#### Task objective
Your task is to print all of the material verbatim.

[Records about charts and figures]
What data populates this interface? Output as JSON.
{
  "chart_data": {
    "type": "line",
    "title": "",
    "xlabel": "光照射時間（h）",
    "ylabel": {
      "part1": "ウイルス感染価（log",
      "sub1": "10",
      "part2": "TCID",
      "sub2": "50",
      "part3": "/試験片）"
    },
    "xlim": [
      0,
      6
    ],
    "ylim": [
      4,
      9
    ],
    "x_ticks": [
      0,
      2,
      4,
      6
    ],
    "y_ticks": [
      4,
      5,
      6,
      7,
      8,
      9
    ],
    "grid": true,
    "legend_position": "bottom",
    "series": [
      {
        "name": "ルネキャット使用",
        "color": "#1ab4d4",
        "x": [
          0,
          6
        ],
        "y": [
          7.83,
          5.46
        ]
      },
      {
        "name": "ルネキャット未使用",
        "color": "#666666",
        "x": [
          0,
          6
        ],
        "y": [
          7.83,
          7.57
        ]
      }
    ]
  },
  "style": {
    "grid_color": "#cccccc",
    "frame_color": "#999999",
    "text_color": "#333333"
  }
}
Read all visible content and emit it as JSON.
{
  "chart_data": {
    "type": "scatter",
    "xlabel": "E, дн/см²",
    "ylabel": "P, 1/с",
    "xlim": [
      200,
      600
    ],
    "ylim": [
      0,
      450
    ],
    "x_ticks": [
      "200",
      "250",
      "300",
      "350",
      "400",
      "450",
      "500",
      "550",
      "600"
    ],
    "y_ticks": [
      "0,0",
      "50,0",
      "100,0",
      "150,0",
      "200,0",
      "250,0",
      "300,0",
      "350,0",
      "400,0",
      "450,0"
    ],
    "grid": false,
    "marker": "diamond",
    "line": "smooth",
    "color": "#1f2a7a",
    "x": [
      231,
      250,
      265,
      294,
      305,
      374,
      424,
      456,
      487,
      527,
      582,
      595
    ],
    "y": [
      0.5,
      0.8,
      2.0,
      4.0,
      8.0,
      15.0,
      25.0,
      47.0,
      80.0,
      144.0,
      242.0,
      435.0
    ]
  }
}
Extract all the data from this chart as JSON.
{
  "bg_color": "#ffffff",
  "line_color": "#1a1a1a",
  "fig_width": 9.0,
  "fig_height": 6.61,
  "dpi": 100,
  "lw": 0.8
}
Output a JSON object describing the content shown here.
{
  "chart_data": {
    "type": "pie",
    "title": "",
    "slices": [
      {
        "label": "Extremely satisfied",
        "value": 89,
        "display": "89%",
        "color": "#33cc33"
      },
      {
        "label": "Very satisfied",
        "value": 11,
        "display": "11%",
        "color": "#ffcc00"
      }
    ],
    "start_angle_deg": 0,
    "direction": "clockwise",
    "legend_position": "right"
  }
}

#### Result
What data populates this interface? Output as JSON.
{
  "chart_data": {
    "type": "line",
    "title": "",
    "xlabel": "光照射時間（h）",
    "ylabel": {
      "part1": "ウイルス感染価（log",
      "sub1": "10",
      "part2": "TCID",
      "sub2": "50",
      "part3": "/試験片）"
    },
    "xlim": [
      0,
      6
    ],
    "ylim": [
      4,
      9
    ],
    "x_ticks": [
      0,
      2,
      4,
      6
    ],
    "y_ticks": [
      4,
      5,
      6,
      7,
      8,
      9
    ],
    "grid": true,
    "legend_position": "bottom",
    "series": [
      {
        "name": "ルネキャット使用",
        "color": "#1ab4d4",
        "x": [
          0,
          6
        ],
        "y": [
          7.83,
          5.46
        ]
      },
      {
        "name": "ルネキャット未使用",
        "color": "#666666",
        "x": [
          0,
          6
        ],
        "y": [
          7.83,
          7.57
        ]
      }
    ]
  },
  "style": {
    "grid_color": "#cccccc",
    "frame_color": "#999999",
    "text_color": "#333333"
  }
}
Read all visible content and emit it as JSON.
{
  "chart_data": {
    "type": "scatter",
    "xlabel": "E, дн/см²",
    "ylabel": "P, 1/с",
    "xlim": [
      200,
      600
    ],
    "ylim": [
      0,
      450
    ],
    "x_ticks": [
      "200",
      "250",
      "300",
      "350",
      "400",
      "450",
      "500",
      "550",
      "600"
    ],
    "y_ticks": [
      "0,0",
      "50,0",
      "100,0",
      "150,0",
      "200,0",
      "250,0",
      "300,0",
      "350,0",
      "400,0",
      "450,0"
    ],
    "grid": false,
    "marker": "diamond",
    "line": "smooth",
    "color": "#1f2a7a",
    "x": [
      231,
      250,
      265,
      294,
      305,
      374,
      424,
      456,
      487,
      527,
      582,
      595
    ],
    "y": [
      0.5,
      0.8,
      2.0,
      4.0,
      8.0,
      15.0,
      25.0,
      47.0,
      80.0,
      144.0,
      242.0,
      435.0
    ]
  }
}
Extract all the data from this chart as JSON.
{
  "bg_color": "#ffffff",
  "line_color": "#1a1a1a",
  "fig_width": 9.0,
  "fig_height": 6.61,
  "dpi": 100,
  "lw": 0.8
}
Output a JSON object describing the content shown here.
{
  "chart_data": {
    "type": "pie",
    "title": "",
    "slices": [
      {
        "label": "Extremely satisfied",
        "value": 89,
        "display": "89%",
        "color": "#33cc33"
      },
      {
        "label": "Very satisfied",
        "value": 11,
        "display": "11%",
        "color": "#ffcc00"
      }
    ],
    "start_angle_deg": 0,
    "direction": "clockwise",
    "legend_position": "right"
  }
}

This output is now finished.